-- Entries start --

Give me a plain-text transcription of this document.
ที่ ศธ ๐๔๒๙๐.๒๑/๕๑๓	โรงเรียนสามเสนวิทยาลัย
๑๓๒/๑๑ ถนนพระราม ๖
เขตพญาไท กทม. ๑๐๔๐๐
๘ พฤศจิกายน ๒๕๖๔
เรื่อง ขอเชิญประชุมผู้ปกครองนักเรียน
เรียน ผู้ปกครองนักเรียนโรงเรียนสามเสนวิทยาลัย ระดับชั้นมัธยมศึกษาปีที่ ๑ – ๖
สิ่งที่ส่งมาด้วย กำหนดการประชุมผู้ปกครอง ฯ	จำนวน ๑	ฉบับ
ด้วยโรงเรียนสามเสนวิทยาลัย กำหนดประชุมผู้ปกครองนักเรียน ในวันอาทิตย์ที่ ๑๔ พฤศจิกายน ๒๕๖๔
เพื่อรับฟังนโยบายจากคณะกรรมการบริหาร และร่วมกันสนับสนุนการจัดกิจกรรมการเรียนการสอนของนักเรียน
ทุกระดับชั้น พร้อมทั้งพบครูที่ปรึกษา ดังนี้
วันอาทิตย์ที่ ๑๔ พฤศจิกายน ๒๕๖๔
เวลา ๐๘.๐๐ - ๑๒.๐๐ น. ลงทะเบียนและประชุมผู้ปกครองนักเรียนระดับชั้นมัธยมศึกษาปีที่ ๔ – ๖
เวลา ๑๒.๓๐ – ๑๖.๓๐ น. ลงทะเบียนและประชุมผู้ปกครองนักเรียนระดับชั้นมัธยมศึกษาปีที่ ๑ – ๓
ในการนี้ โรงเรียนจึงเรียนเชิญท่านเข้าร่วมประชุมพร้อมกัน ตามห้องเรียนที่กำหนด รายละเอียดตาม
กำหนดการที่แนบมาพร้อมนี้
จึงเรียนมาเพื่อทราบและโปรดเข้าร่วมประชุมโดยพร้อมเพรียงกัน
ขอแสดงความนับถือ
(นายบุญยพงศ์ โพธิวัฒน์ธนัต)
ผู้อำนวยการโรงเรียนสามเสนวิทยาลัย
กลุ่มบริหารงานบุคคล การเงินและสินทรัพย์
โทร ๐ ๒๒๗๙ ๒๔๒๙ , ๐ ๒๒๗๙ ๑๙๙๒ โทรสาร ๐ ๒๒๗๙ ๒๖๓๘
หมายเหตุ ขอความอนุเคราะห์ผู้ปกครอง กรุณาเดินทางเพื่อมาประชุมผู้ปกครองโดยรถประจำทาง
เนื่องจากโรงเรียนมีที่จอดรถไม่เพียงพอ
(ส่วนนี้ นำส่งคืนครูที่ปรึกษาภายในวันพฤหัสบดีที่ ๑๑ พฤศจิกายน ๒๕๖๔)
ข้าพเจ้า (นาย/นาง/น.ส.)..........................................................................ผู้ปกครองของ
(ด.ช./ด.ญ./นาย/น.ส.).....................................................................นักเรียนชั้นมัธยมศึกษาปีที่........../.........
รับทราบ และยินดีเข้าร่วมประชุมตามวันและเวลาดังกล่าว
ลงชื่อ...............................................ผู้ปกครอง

-- Entries end --

- Work required
Reply with only the number of lines in the entries that contain the word "ยนสามเสนว".

- Completed exercise
4